Without including any pictures, write out all the entries exactly.

▸ Input records
>> Begin
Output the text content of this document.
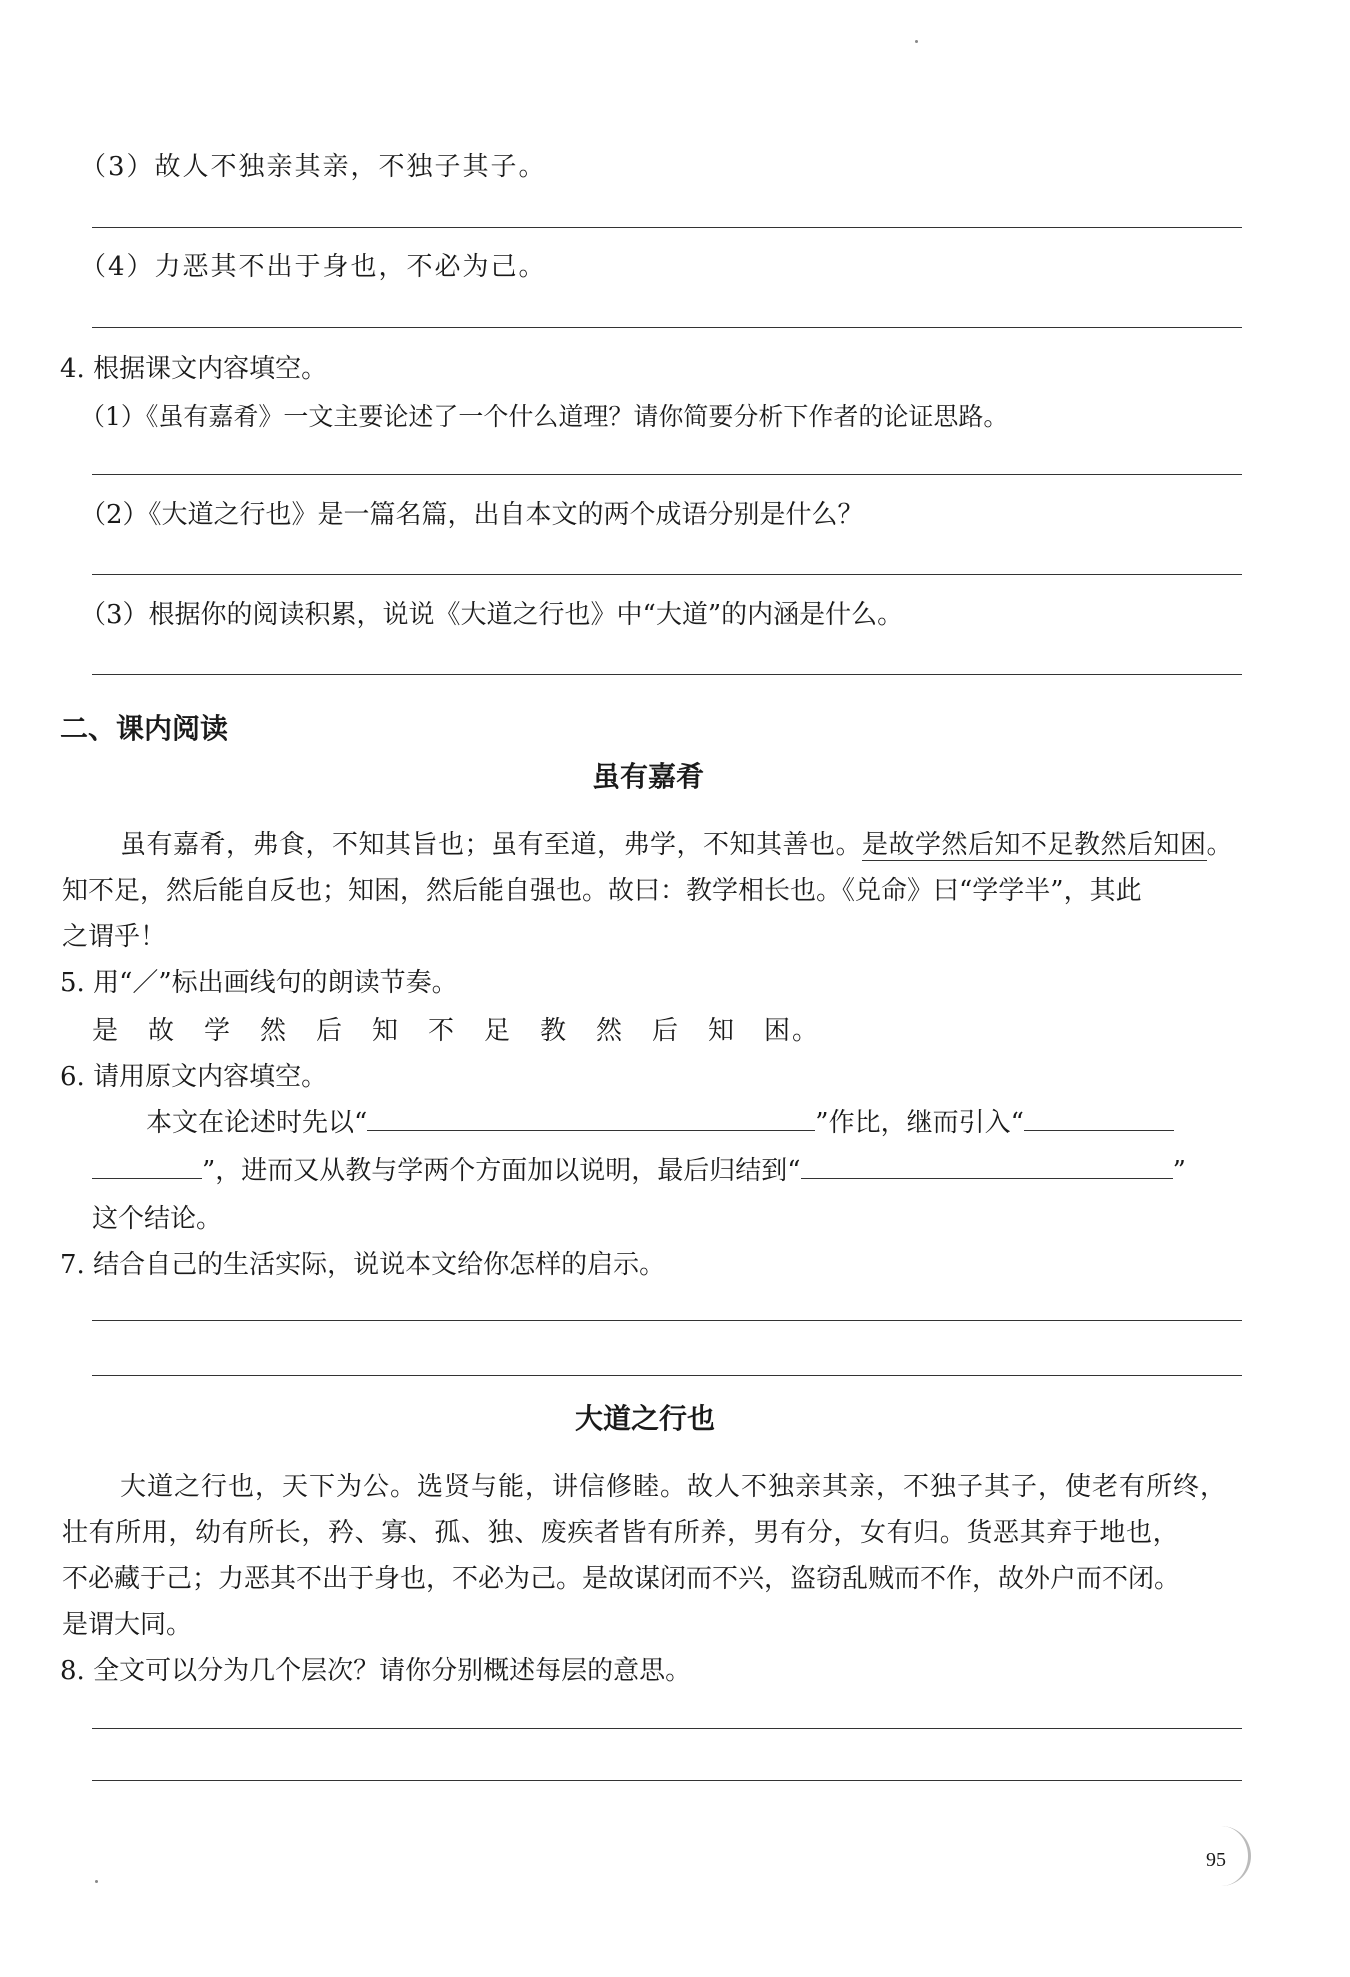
（3）故人不独亲其亲，不独子其子。
（4）力恶其不出于身也，不必为己。
4. 根据课文内容填空。
（1）《虽有嘉肴》一文主要论述了一个什么道理？请你简要分析下作者的论证思路。
（2）《大道之行也》是一篇名篇，出自本文的两个成语分别是什么？
（3）根据你的阅读积累，说说《大道之行也》中“大道”的内涵是什么。
二、课内阅读
虽有嘉肴
虽有嘉肴，弗食，不知其旨也；虽有至道，弗学，不知其善也。是故学然后知不足教然后知困。
知不足，然后能自反也；知困，然后能自强也。故曰：教学相长也。《兑命》曰“学学半”，其此
之谓乎！
5. 用“／”标出画线句的朗读节奏。
是　故　学　然　后　知　不　足　教　然　后　知　困。
6. 请用原文内容填空。
本文在论述时先以“	”作比，继而引入“
”，进而又从教与学两个方面加以说明，最后归结到“	”
这个结论。
7. 结合自己的生活实际，说说本文给你怎样的启示。
大道之行也
大道之行也，天下为公。选贤与能，讲信修睦。故人不独亲其亲，不独子其子，使老有所终，
壮有所用，幼有所长，矜、寡、孤、独、废疾者皆有所养，男有分，女有归。货恶其弃于地也，
不必藏于己；力恶其不出于身也，不必为己。是故谋闭而不兴，盗窃乱贼而不作，故外户而不闭。
是谓大同。
8. 全文可以分为几个层次？请你分别概述每层的意思。
95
>> End
▸ Complete output
Output the text content of this document.
（3）故人不独亲其亲，不独子其子。
（4）力恶其不出于身也，不必为己。
4. 根据课文内容填空。
（1）《虽有嘉肴》一文主要论述了一个什么道理？请你简要分析下作者的论证思路。
（2）《大道之行也》是一篇名篇，出自本文的两个成语分别是什么？
（3）根据你的阅读积累，说说《大道之行也》中“大道”的内涵是什么。
二、课内阅读
虽有嘉肴
虽有嘉肴，弗食，不知其旨也；虽有至道，弗学，不知其善也。是故学然后知不足教然后知困。
知不足，然后能自反也；知困，然后能自强也。故曰：教学相长也。《兑命》曰“学学半”，其此
之谓乎！
5. 用“／”标出画线句的朗读节奏。
是　故　学　然　后　知　不　足　教　然　后　知　困。
6. 请用原文内容填空。
本文在论述时先以“	”作比，继而引入“
”，进而又从教与学两个方面加以说明，最后归结到“	”
这个结论。
7. 结合自己的生活实际，说说本文给你怎样的启示。
大道之行也
大道之行也，天下为公。选贤与能，讲信修睦。故人不独亲其亲，不独子其子，使老有所终，
壮有所用，幼有所长，矜、寡、孤、独、废疾者皆有所养，男有分，女有归。货恶其弃于地也，
不必藏于己；力恶其不出于身也，不必为己。是故谋闭而不兴，盗窃乱贼而不作，故外户而不闭。
是谓大同。
8. 全文可以分为几个层次？请你分别概述每层的意思。
95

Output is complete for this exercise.